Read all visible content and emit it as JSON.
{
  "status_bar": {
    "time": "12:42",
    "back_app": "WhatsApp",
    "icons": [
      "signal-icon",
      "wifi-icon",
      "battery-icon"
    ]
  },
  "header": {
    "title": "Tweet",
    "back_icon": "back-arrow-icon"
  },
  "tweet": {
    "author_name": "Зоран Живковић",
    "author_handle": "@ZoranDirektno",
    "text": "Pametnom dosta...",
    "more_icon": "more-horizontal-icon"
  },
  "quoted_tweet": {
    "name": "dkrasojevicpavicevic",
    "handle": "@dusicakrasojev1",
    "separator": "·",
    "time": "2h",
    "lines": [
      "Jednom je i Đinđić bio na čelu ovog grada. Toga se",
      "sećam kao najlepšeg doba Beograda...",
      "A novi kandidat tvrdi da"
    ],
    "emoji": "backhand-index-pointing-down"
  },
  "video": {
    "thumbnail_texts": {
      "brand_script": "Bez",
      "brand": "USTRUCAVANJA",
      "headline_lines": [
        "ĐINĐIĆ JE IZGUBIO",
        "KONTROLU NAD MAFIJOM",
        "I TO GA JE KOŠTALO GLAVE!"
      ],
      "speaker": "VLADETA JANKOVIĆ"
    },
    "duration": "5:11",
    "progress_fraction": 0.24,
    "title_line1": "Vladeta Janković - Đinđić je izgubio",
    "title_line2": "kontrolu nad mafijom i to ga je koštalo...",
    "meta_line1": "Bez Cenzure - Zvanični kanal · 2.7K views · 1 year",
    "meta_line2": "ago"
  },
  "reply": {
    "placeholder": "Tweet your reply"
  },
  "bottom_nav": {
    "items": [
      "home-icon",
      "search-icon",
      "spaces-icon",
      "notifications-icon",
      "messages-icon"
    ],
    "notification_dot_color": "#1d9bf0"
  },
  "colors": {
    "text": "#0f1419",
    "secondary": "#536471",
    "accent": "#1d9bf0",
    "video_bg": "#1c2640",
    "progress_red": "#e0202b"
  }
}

************

What needs to be done
Send back every record, precisely as written.

Task output
Read all visible content and emit it as JSON.
{
  "status_bar": {
    "time": "12:42",
    "back_app": "WhatsApp",
    "icons": [
      "signal-icon",
      "wifi-icon",
      "battery-icon"
    ]
  },
  "header": {
    "title": "Tweet",
    "back_icon": "back-arrow-icon"
  },
  "tweet": {
    "author_name": "Зоран Живковић",
    "author_handle": "@ZoranDirektno",
    "text": "Pametnom dosta...",
    "more_icon": "more-horizontal-icon"
  },
  "quoted_tweet": {
    "name": "dkrasojevicpavicevic",
    "handle": "@dusicakrasojev1",
    "separator": "·",
    "time": "2h",
    "lines": [
      "Jednom je i Đinđić bio na čelu ovog grada. Toga se",
      "sećam kao najlepšeg doba Beograda...",
      "A novi kandidat tvrdi da"
    ],
    "emoji": "backhand-index-pointing-down"
  },
  "video": {
    "thumbnail_texts": {
      "brand_script": "Bez",
      "brand": "USTRUCAVANJA",
      "headline_lines": [
        "ĐINĐIĆ JE IZGUBIO",
        "KONTROLU NAD MAFIJOM",
        "I TO GA JE KOŠTALO GLAVE!"
      ],
      "speaker": "VLADETA JANKOVIĆ"
    },
    "duration": "5:11",
    "progress_fraction": 0.24,
    "title_line1": "Vladeta Janković - Đinđić je izgubio",
    "title_line2": "kontrolu nad mafijom i to ga je koštalo...",
    "meta_line1": "Bez Cenzure - Zvanični kanal · 2.7K views · 1 year",
    "meta_line2": "ago"
  },
  "reply": {
    "placeholder": "Tweet your reply"
  },
  "bottom_nav": {
    "items": [
      "home-icon",
      "search-icon",
      "spaces-icon",
      "notifications-icon",
      "messages-icon"
    ],
    "notification_dot_color": "#1d9bf0"
  },
  "colors": {
    "text": "#0f1419",
    "secondary": "#536471",
    "accent": "#1d9bf0",
    "video_bg": "#1c2640",
    "progress_red": "#e0202b"
  }
}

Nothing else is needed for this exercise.